» **Excerpted data**
>>>

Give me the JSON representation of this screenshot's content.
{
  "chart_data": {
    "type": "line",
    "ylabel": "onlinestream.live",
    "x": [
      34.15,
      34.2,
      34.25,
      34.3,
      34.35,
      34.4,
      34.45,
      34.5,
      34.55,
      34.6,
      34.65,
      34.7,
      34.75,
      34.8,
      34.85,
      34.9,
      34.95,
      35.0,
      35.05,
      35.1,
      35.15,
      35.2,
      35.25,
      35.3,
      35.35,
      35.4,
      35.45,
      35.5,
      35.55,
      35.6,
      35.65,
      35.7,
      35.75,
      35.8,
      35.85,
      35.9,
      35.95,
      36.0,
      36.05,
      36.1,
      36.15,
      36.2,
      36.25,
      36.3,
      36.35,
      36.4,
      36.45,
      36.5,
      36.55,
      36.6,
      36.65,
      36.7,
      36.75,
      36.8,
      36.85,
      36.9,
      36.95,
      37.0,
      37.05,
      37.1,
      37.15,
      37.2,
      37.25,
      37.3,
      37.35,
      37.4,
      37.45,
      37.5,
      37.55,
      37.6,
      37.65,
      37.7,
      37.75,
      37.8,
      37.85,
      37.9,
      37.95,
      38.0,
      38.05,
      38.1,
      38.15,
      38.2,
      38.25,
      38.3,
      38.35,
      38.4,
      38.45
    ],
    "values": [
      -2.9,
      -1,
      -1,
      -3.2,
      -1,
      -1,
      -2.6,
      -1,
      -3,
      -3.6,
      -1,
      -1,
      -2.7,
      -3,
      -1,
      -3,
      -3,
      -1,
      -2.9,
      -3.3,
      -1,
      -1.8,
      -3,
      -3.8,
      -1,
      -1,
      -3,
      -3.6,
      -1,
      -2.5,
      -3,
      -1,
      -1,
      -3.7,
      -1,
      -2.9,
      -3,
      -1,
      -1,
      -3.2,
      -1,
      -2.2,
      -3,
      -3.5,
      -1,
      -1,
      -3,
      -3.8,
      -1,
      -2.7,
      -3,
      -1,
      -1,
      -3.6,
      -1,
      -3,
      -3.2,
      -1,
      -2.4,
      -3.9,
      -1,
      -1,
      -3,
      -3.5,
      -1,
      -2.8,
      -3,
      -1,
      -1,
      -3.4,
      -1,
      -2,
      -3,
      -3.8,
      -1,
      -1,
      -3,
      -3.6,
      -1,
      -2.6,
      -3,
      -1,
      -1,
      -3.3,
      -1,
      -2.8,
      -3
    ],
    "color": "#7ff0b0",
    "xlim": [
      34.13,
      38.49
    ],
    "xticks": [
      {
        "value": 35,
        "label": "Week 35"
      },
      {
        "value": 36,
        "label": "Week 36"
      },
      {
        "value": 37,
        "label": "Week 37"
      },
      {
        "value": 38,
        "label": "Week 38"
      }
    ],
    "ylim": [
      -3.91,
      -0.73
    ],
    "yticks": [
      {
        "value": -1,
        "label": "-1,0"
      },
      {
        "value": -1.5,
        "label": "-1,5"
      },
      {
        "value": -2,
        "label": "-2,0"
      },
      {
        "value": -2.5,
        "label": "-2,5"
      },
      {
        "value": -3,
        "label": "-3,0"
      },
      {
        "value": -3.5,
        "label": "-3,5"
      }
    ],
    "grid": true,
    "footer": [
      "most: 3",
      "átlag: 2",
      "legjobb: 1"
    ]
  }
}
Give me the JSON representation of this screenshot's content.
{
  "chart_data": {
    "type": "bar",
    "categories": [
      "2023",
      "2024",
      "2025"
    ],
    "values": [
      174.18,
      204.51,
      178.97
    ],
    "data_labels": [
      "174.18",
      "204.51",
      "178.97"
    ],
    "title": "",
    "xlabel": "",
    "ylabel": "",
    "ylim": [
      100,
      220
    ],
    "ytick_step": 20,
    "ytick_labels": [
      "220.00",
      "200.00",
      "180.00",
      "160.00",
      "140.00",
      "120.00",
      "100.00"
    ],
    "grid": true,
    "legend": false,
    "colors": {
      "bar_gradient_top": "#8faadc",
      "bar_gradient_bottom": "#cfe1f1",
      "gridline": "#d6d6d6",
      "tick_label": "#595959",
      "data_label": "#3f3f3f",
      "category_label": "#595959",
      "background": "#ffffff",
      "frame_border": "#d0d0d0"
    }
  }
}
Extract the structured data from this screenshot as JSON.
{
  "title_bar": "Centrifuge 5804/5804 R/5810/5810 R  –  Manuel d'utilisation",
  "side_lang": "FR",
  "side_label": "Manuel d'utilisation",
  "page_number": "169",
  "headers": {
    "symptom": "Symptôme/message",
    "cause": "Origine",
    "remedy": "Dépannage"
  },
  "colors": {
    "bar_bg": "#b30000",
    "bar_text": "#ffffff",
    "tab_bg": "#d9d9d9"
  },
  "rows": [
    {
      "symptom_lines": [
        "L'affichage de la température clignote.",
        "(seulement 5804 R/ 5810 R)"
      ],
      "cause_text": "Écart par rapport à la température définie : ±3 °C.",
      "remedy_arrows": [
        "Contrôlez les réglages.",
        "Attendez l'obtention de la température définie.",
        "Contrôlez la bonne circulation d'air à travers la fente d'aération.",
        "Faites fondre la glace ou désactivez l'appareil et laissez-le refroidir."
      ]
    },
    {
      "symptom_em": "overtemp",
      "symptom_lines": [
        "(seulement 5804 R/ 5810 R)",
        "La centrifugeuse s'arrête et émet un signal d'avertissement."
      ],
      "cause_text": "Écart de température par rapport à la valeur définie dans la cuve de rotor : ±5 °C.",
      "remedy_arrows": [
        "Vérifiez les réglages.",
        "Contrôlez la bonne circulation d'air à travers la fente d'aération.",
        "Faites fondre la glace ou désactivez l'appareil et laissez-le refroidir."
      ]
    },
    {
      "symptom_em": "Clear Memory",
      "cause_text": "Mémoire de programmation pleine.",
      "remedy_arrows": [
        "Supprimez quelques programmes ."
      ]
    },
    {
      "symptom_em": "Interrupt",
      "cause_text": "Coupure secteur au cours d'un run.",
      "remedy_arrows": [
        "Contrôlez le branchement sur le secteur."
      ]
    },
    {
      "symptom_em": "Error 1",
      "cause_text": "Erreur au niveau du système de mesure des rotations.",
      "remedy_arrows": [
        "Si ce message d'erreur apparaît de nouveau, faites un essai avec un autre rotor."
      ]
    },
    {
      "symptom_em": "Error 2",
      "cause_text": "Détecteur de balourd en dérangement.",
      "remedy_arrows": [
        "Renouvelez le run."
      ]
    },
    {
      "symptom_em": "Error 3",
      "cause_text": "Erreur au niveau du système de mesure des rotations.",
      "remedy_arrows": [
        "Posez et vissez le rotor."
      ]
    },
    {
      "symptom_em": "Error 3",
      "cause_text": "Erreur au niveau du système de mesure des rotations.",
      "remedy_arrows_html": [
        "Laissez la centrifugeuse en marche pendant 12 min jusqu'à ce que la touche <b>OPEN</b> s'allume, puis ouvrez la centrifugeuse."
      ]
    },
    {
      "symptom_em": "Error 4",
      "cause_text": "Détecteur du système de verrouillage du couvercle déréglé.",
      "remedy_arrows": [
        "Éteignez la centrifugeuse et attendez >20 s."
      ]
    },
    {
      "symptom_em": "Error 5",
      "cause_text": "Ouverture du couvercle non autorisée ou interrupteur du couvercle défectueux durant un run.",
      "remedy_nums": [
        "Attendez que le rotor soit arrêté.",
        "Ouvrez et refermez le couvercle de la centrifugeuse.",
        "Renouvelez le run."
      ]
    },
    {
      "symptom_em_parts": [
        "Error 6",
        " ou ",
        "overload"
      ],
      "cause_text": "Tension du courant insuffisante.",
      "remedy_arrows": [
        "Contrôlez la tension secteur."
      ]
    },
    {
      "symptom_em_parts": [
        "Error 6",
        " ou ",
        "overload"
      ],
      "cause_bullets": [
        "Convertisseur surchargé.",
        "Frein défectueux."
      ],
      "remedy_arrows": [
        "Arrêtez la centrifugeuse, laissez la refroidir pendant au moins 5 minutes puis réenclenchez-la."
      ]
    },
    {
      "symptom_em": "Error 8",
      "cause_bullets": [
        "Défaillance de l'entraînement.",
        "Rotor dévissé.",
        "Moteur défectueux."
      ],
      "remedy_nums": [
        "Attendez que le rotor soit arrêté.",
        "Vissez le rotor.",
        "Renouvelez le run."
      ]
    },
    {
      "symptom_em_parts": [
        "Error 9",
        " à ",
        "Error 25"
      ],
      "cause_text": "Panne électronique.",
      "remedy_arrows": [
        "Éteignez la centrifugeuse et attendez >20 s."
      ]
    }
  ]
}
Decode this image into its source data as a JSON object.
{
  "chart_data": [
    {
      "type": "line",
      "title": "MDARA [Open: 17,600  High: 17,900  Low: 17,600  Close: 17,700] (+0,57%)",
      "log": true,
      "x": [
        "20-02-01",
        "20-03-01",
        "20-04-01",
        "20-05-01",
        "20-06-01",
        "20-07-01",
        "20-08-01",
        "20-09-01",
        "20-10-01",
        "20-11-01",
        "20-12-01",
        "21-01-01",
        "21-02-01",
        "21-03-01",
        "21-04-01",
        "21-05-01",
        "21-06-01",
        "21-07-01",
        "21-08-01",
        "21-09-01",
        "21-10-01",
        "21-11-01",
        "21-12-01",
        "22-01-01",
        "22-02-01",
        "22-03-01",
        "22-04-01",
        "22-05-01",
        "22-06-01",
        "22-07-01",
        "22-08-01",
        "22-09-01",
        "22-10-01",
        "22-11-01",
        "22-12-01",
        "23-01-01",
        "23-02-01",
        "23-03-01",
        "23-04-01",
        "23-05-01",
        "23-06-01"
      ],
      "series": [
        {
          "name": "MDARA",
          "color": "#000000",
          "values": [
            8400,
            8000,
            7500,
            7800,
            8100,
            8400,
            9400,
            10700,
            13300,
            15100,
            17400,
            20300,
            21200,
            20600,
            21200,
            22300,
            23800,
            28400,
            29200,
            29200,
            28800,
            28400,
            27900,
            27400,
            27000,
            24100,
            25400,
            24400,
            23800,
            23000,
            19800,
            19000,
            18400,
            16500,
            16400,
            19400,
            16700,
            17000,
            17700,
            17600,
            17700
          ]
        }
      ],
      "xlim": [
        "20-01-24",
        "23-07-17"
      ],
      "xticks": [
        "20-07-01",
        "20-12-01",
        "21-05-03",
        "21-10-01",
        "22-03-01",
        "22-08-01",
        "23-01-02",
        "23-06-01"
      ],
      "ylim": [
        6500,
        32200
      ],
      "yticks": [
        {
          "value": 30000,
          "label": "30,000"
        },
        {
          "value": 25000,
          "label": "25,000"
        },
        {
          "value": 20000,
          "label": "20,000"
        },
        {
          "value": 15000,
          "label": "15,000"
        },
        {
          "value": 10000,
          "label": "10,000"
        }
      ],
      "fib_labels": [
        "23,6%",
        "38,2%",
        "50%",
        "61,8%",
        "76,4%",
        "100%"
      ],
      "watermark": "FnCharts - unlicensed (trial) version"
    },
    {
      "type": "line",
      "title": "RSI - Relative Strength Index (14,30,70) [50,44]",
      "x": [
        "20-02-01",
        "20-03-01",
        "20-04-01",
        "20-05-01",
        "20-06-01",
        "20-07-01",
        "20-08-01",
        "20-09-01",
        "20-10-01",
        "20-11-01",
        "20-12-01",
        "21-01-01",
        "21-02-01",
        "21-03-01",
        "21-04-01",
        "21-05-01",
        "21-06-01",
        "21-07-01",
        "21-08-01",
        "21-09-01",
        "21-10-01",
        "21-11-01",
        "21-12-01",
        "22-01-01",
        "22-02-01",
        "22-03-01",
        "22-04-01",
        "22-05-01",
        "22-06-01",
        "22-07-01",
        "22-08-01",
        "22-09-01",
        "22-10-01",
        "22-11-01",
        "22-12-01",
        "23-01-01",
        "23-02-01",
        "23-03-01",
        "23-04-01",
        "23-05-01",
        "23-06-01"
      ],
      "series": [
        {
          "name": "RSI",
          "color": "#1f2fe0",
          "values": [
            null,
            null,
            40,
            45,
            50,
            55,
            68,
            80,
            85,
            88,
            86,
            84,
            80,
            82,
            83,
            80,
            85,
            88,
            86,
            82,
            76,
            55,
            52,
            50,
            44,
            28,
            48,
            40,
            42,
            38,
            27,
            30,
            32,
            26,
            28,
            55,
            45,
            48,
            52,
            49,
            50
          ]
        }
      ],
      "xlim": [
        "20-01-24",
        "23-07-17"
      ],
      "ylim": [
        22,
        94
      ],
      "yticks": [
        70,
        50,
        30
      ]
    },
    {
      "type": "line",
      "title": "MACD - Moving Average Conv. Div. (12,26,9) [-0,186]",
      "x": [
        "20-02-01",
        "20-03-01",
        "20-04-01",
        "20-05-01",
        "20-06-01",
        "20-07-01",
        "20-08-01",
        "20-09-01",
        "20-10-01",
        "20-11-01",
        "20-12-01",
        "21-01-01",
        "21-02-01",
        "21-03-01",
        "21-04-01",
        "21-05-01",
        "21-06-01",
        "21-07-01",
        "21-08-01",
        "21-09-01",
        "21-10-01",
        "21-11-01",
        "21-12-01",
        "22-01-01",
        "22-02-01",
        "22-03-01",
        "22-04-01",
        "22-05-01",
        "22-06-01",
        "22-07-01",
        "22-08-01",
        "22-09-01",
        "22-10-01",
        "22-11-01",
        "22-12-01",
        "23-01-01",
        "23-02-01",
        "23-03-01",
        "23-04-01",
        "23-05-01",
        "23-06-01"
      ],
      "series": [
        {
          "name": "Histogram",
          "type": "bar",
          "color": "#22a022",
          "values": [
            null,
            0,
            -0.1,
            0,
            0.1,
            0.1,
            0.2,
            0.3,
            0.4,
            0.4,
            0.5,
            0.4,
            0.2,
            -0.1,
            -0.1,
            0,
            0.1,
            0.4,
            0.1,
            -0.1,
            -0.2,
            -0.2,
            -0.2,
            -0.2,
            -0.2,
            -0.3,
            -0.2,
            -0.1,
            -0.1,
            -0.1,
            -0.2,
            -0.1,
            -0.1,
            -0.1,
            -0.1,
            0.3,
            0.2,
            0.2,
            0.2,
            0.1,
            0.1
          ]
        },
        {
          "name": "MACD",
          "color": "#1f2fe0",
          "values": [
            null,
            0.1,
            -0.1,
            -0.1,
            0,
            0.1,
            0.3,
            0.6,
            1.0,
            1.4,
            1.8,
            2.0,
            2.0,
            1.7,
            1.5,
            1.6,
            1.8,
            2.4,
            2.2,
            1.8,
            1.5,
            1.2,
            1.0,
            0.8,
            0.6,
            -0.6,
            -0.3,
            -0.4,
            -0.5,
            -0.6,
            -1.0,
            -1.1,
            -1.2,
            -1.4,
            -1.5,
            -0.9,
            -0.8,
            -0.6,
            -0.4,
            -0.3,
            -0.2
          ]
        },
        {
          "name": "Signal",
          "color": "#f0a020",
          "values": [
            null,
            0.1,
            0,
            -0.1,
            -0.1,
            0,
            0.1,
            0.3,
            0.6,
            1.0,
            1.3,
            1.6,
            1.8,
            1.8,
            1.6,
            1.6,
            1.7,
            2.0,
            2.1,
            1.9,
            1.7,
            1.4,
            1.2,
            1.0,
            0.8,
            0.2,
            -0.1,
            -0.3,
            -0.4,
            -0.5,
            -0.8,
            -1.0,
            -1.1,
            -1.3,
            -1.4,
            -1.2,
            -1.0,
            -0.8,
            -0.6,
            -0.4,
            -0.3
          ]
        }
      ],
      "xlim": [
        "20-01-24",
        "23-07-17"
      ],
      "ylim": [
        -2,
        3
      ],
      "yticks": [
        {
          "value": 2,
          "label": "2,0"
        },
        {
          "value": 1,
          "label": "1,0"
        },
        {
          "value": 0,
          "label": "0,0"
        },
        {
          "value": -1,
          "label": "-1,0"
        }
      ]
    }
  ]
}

<<<

» **What is expected**
Report only the number of lines in the records that include the word "réglages".

» **Completed task**
2